Problem: Transcribe all of the material exactly, except for its pictures.

Provided records:
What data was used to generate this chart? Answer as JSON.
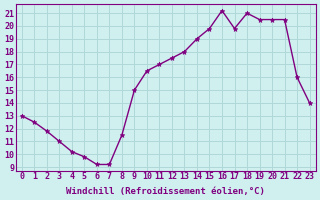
{
  "x": [
    0,
    1,
    2,
    3,
    4,
    5,
    6,
    7,
    8,
    9,
    10,
    11,
    12,
    13,
    14,
    15,
    16,
    17,
    18,
    19,
    20,
    21,
    22,
    23
  ],
  "y": [
    13,
    12.5,
    11.8,
    11,
    10.2,
    9.8,
    9.2,
    9.2,
    11.5,
    15,
    16.5,
    17,
    17.5,
    18,
    19,
    19.8,
    21.2,
    19.8,
    21,
    20.5,
    20.5,
    20.5,
    16,
    14
  ],
  "line_color": "#800080",
  "marker_color": "#800080",
  "bg_color": "#d0f0f0",
  "grid_color": "#b0d8d8",
  "xlabel": "Windchill (Refroidissement éolien,°C)",
  "xlim": [
    -0.5,
    23.5
  ],
  "ylim": [
    8.7,
    21.7
  ],
  "yticks": [
    9,
    10,
    11,
    12,
    13,
    14,
    15,
    16,
    17,
    18,
    19,
    20,
    21
  ],
  "xticks": [
    0,
    1,
    2,
    3,
    4,
    5,
    6,
    7,
    8,
    9,
    10,
    11,
    12,
    13,
    14,
    15,
    16,
    17,
    18,
    19,
    20,
    21,
    22,
    23
  ],
  "label_fontsize": 6.5,
  "tick_fontsize": 6
}
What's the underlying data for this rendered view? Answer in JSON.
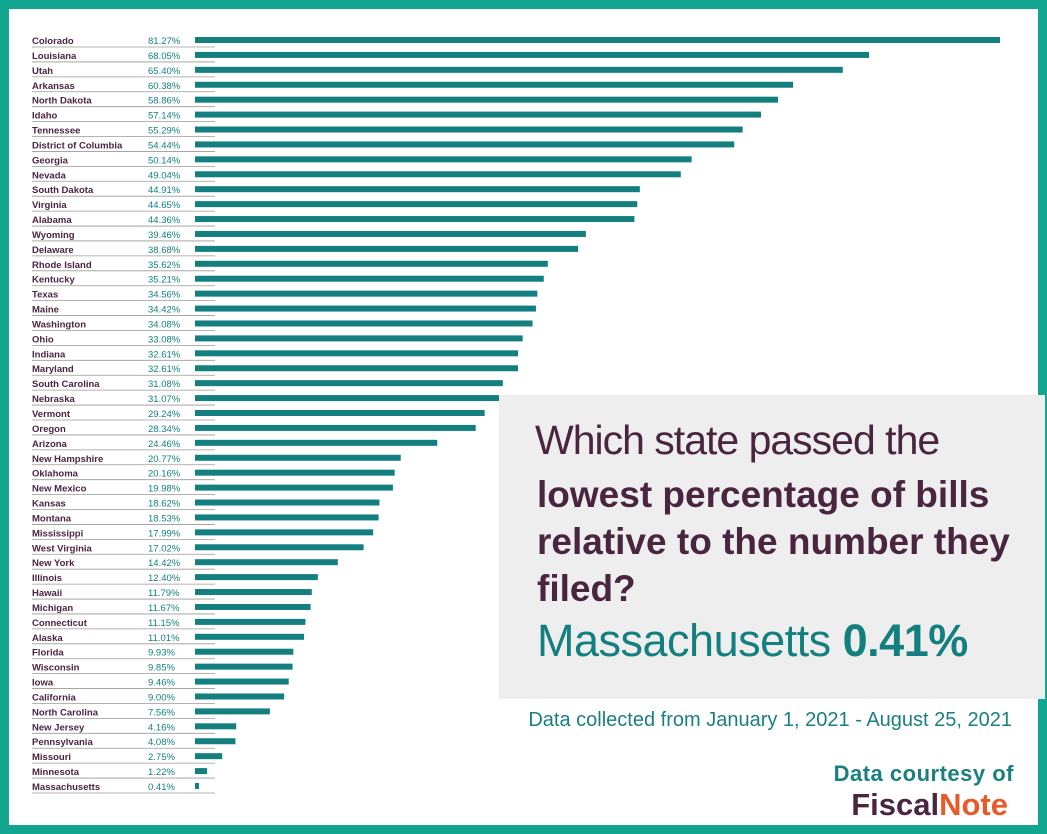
{
  "chart_data": {
    "type": "bar",
    "orientation": "horizontal",
    "categories": [
      "Colorado",
      "Louisiana",
      "Utah",
      "Arkansas",
      "North Dakota",
      "Idaho",
      "Tennessee",
      "District of Columbia",
      "Georgia",
      "Nevada",
      "South Dakota",
      "Virginia",
      "Alabama",
      "Wyoming",
      "Delaware",
      "Rhode Island",
      "Kentucky",
      "Texas",
      "Maine",
      "Washington",
      "Ohio",
      "Indiana",
      "Maryland",
      "South Carolina",
      "Nebraska",
      "Vermont",
      "Oregon",
      "Arizona",
      "New Hampshire",
      "Oklahoma",
      "New Mexico",
      "Kansas",
      "Montana",
      "Mississippi",
      "West Virginia",
      "New York",
      "Illinois",
      "Hawaii",
      "Michigan",
      "Connecticut",
      "Alaska",
      "Florida",
      "Wisconsin",
      "Iowa",
      "California",
      "North Carolina",
      "New Jersey",
      "Pennsylvania",
      "Missouri",
      "Minnesota",
      "Massachusetts"
    ],
    "values": [
      81.27,
      68.05,
      65.4,
      60.38,
      58.86,
      57.14,
      55.29,
      54.44,
      50.14,
      49.04,
      44.91,
      44.65,
      44.36,
      39.46,
      38.68,
      35.62,
      35.21,
      34.56,
      34.42,
      34.08,
      33.08,
      32.61,
      32.61,
      31.08,
      31.07,
      29.24,
      28.34,
      24.46,
      20.77,
      20.16,
      19.98,
      18.62,
      18.53,
      17.99,
      17.02,
      14.42,
      12.4,
      11.79,
      11.67,
      11.15,
      11.01,
      9.93,
      9.85,
      9.46,
      9.0,
      7.56,
      4.16,
      4.08,
      2.75,
      1.22,
      0.41
    ],
    "value_labels": [
      "81.27%",
      "68.05%",
      "65.40%",
      "60.38%",
      "58.86%",
      "57.14%",
      "55.29%",
      "54.44%",
      "50.14%",
      "49.04%",
      "44.91%",
      "44.65%",
      "44.36%",
      "39.46%",
      "38.68%",
      "35.62%",
      "35.21%",
      "34.56%",
      "34.42%",
      "34.08%",
      "33.08%",
      "32.61%",
      "32.61%",
      "31.08%",
      "31.07%",
      "29.24%",
      "28.34%",
      "24.46%",
      "20.77%",
      "20.16%",
      "19.98%",
      "18.62%",
      "18.53%",
      "17.99%",
      "17.02%",
      "14.42%",
      "12.40%",
      "11.79%",
      "11.67%",
      "11.15%",
      "11.01%",
      "9.93%",
      "9.85%",
      "9.46%",
      "9.00%",
      "7.56%",
      "4.16%",
      "4.08%",
      "2.75%",
      "1.22%",
      "0.41%"
    ],
    "title": "Which state passed the lowest percentage of bills relative to the number they filed?",
    "xlabel": "",
    "ylabel": "",
    "xlim": [
      0,
      82
    ],
    "bar_color": "#137f7f"
  },
  "callout": {
    "question_line1": "Which state passed the",
    "question_bold": "lowest percentage of bills relative to the number they filed?",
    "answer_state": "Massachusetts",
    "answer_value": "0.41%"
  },
  "footer": {
    "collected": "Data collected from January 1, 2021 - August 25, 2021",
    "courtesy": "Data courtesy of",
    "logo_part1": "Fiscal",
    "logo_part2": "Note"
  },
  "colors": {
    "border": "#12a58f",
    "teal": "#137f7f",
    "purple": "#4a2540",
    "orange": "#e85a28"
  }
}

Output for this exercise:
What data was used to generate this chart? Answer as JSON.
{
  "x": [
    0,
    1,
    2,
    3,
    4,
    5,
    6,
    7,
    8,
    9,
    10,
    11,
    12,
    13,
    14,
    15,
    16,
    17,
    18,
    19,
    20,
    21,
    22,
    23
  ],
  "y": [
    13,
    12.5,
    11.8,
    11,
    10.2,
    9.8,
    9.2,
    9.2,
    11.5,
    15,
    16.5,
    17,
    17.5,
    18,
    19,
    19.8,
    21.2,
    19.8,
    21,
    20.5,
    20.5,
    20.5,
    16,
    14
  ],
  "line_color": "#800080",
  "marker_color": "#800080",
  "bg_color": "#d0f0f0",
  "grid_color": "#b0d8d8",
  "xlabel": "Windchill (Refroidissement éolien,°C)",
  "xlim": [
    -0.5,
    23.5
  ],
  "ylim": [
    8.7,
    21.7
  ],
  "yticks": [
    9,
    10,
    11,
    12,
    13,
    14,
    15,
    16,
    17,
    18,
    19,
    20,
    21
  ],
  "xticks": [
    0,
    1,
    2,
    3,
    4,
    5,
    6,
    7,
    8,
    9,
    10,
    11,
    12,
    13,
    14,
    15,
    16,
    17,
    18,
    19,
    20,
    21,
    22,
    23
  ],
  "label_fontsize": 6.5,
  "tick_fontsize": 6
}
What's the underlying data for this rendered view? Answer in JSON.
{
  "chart_data": {
    "type": "bar",
    "orientation": "horizontal",
    "categories": [
      "Colorado",
      "Louisiana",
      "Utah",
      "Arkansas",
      "North Dakota",
      "Idaho",
      "Tennessee",
      "District of Columbia",
      "Georgia",
      "Nevada",
      "South Dakota",
      "Virginia",
      "Alabama",
      "Wyoming",
      "Delaware",
      "Rhode Island",
      "Kentucky",
      "Texas",
      "Maine",
      "Washington",
      "Ohio",
      "Indiana",
      "Maryland",
      "South Carolina",
      "Nebraska",
      "Vermont",
      "Oregon",
      "Arizona",
      "New Hampshire",
      "Oklahoma",
      "New Mexico",
      "Kansas",
      "Montana",
      "Mississippi",
      "West Virginia",
      "New York",
      "Illinois",
      "Hawaii",
      "Michigan",
      "Connecticut",
      "Alaska",
      "Florida",
      "Wisconsin",
      "Iowa",
      "California",
      "North Carolina",
      "New Jersey",
      "Pennsylvania",
      "Missouri",
      "Minnesota",
      "Massachusetts"
    ],
    "values": [
      81.27,
      68.05,
      65.4,
      60.38,
      58.86,
      57.14,
      55.29,
      54.44,
      50.14,
      49.04,
      44.91,
      44.65,
      44.36,
      39.46,
      38.68,
      35.62,
      35.21,
      34.56,
      34.42,
      34.08,
      33.08,
      32.61,
      32.61,
      31.08,
      31.07,
      29.24,
      28.34,
      24.46,
      20.77,
      20.16,
      19.98,
      18.62,
      18.53,
      17.99,
      17.02,
      14.42,
      12.4,
      11.79,
      11.67,
      11.15,
      11.01,
      9.93,
      9.85,
      9.46,
      9.0,
      7.56,
      4.16,
      4.08,
      2.75,
      1.22,
      0.41
    ],
    "value_labels": [
      "81.27%",
      "68.05%",
      "65.40%",
      "60.38%",
      "58.86%",
      "57.14%",
      "55.29%",
      "54.44%",
      "50.14%",
      "49.04%",
      "44.91%",
      "44.65%",
      "44.36%",
      "39.46%",
      "38.68%",
      "35.62%",
      "35.21%",
      "34.56%",
      "34.42%",
      "34.08%",
      "33.08%",
      "32.61%",
      "32.61%",
      "31.08%",
      "31.07%",
      "29.24%",
      "28.34%",
      "24.46%",
      "20.77%",
      "20.16%",
      "19.98%",
      "18.62%",
      "18.53%",
      "17.99%",
      "17.02%",
      "14.42%",
      "12.40%",
      "11.79%",
      "11.67%",
      "11.15%",
      "11.01%",
      "9.93%",
      "9.85%",
      "9.46%",
      "9.00%",
      "7.56%",
      "4.16%",
      "4.08%",
      "2.75%",
      "1.22%",
      "0.41%"
    ],
    "title": "Which state passed the lowest percentage of bills relative to the number they filed?",
    "xlabel": "",
    "ylabel": "",
    "xlim": [
      0,
      82
    ],
    "bar_color": "#137f7f"
  },
  "callout": {
    "question_line1": "Which state passed the",
    "question_bold": "lowest percentage of bills relative to the number they filed?",
    "answer_state": "Massachusetts",
    "answer_value": "0.41%"
  },
  "footer": {
    "collected": "Data collected from January 1, 2021 - August 25, 2021",
    "courtesy": "Data courtesy of",
    "logo_part1": "Fiscal",
    "logo_part2": "Note"
  },
  "colors": {
    "border": "#12a58f",
    "teal": "#137f7f",
    "purple": "#4a2540",
    "orange": "#e85a28"
  }
}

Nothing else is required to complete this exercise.